Short exercise:
In the material below, the lines containing the word "unsigned" are required; copy each of them.
++++ Material for this task ++++
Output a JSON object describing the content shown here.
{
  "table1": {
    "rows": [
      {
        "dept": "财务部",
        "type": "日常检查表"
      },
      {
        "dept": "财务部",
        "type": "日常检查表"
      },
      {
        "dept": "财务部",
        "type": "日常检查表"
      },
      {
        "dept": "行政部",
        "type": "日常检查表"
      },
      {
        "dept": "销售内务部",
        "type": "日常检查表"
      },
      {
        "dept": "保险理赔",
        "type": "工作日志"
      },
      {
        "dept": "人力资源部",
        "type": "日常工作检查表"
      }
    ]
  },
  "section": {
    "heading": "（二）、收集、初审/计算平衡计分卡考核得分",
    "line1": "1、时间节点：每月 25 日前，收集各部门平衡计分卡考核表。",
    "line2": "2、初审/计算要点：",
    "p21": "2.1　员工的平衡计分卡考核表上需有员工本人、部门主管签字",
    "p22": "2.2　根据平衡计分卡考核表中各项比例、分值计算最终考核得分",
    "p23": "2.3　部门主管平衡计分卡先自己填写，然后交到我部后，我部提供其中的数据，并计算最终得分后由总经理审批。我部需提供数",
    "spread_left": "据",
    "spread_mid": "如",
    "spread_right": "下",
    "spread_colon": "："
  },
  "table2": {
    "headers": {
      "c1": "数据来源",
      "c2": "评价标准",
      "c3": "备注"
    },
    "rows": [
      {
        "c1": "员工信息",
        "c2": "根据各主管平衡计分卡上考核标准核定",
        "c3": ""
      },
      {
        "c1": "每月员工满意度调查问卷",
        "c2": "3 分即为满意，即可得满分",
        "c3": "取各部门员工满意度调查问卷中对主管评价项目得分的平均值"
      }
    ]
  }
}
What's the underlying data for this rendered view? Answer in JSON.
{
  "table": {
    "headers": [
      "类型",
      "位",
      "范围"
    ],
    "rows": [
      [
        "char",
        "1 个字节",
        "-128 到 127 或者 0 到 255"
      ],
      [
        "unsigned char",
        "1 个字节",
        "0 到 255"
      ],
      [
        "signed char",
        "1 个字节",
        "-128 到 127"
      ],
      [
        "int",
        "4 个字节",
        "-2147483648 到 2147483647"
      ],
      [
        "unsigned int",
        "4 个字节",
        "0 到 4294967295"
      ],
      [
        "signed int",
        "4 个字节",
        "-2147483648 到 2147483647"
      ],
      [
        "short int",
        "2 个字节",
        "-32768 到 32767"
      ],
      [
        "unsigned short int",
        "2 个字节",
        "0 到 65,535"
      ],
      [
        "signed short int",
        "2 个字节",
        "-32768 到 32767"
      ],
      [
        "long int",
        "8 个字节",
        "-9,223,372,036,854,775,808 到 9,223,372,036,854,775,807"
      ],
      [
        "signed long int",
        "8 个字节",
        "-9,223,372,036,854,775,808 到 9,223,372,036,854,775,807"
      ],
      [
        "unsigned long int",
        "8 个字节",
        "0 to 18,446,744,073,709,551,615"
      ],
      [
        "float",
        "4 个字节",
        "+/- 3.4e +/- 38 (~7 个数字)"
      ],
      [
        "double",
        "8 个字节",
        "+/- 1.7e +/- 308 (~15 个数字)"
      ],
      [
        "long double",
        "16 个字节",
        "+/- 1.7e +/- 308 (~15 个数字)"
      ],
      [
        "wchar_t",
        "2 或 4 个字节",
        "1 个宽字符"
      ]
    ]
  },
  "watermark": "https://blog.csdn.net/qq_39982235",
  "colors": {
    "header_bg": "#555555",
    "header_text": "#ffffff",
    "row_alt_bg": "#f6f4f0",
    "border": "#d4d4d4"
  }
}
++++
Answer to this problem:
        "unsigned char",
        "unsigned int",
        "unsigned short int",
        "unsigned long int",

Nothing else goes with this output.